■ PASSAGE GIVEN
But it's still true about the higher pressure on the outside of your boots, right ? When doing a heelside carve, the left side of your left boot and the right side of your right boot are pressured before the opposite sides. The pressure on the highback is uneven. Aren't there any negative side-effects to that ?



Mystery2many said:


> Also forward lean helps heel side carves and takes up sloop if its a binding with zero forward lean to start with.


Sloop ?;]



Mystery2many said:


> Some bindings have stock forward lean just like some boots do.


Yeah, the built-in forward lean is minimal. I want MOAR.



Mystery2many said:


> I would just play with it a little at a time and see how you like it


Yeah, will do.


----------



## foobaz (Jan 28, 2015)

neni said:


> The idea of the rotated highbacks comes cos when you put pressure on the hind edge it's a perpendicular shift of weight to the edge, you won't shift the weight in the angled direction your bindings have (would be a weird impossible movement with duck anyway).


This is totally understandable and convincing.



neni said:


> So if you don't rotate them, your main point of pressure would be at the outer sides of the highbacks. If you rotate them to be bit - not totall - aligned with the edge, you have a less pointed but more distribured weight impact on the highback.


Well, if you don't rotate them, the pressure on the outside will actually be smaller, than with the rotation.

With the highback parallel to the edge you're pressuring the outsides of the highback the moment you strap in.

That's what makes me wonder about the possible downsides.



neni said:


> I honestly didn't get your line of thought with the forward lean... forward lean is nice to get more leverage on heelside carves, not frontside. If you want more leverage on frontside, try to shift the bindings to the front edge (and then compensate the loss of leverage on the heelside edge with bit of forward lean)


Err, backside, not frontside, sorry.


----------



## foobaz (Jan 28, 2015)

I'm not sure I'm getting my point across with the highback angles. What I mean is that the highback is rotated, but the boot is still at the same angle as the entire binding (not the highback). So instead of having even contact between the boot and the highback along their full height, we have more contact (and hence higher pressure) the higher and the more to the outside we go. That's what sounds to me like a problem.


----------



## Mizu Kuma (Apr 13, 2014)

What you've done is spot on!!!!!

Once you ride, the forces that you'll put onto the binding will seat your boot into it!!!!!

There's actually a lot of flex to both your binding and boot!!!!!


----------



## chomps1211 (Mar 30, 2011)

It's not really all that difficult. If you leave the highbacks @ their straight 90° orientation to the bindings and ride anything but 0°/0°? When you try to engage your heel side edge, you aren't applying pressure directly to the highback along that edge.

■ INFORMATION PROVIDED
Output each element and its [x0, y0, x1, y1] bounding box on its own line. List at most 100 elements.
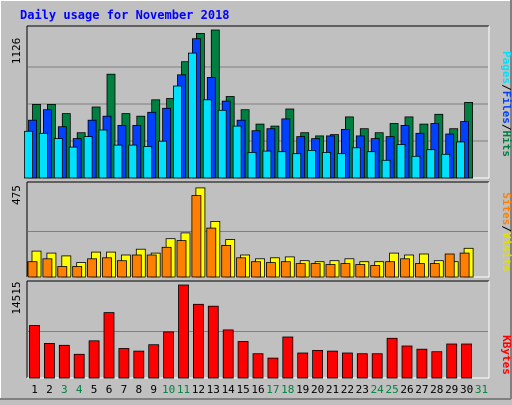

■ PROBLEM SET
a: In the forum thread on snowboard binding highbacks, what kind of carve does forward lean help with?
b: Rewrite the forum thread on snowboard binding highbacks from "But it's still" to "to start with.", replacing "highback" with "back plate".

■ RESPONSE LIST
a: Heelside carves.

b:
But it's still true about the higher pressure on the outside of your boots, right ? When doing a heelside carve, the left side of your left boot and the right side of your right boot are pressured before the opposite sides. The pressure on the back plate is uneven. Aren't there any negative side-effects to that ?



Mystery2many said:


> Also forward lean helps heel side carves and takes up sloop if its a binding with zero forward lean to start with.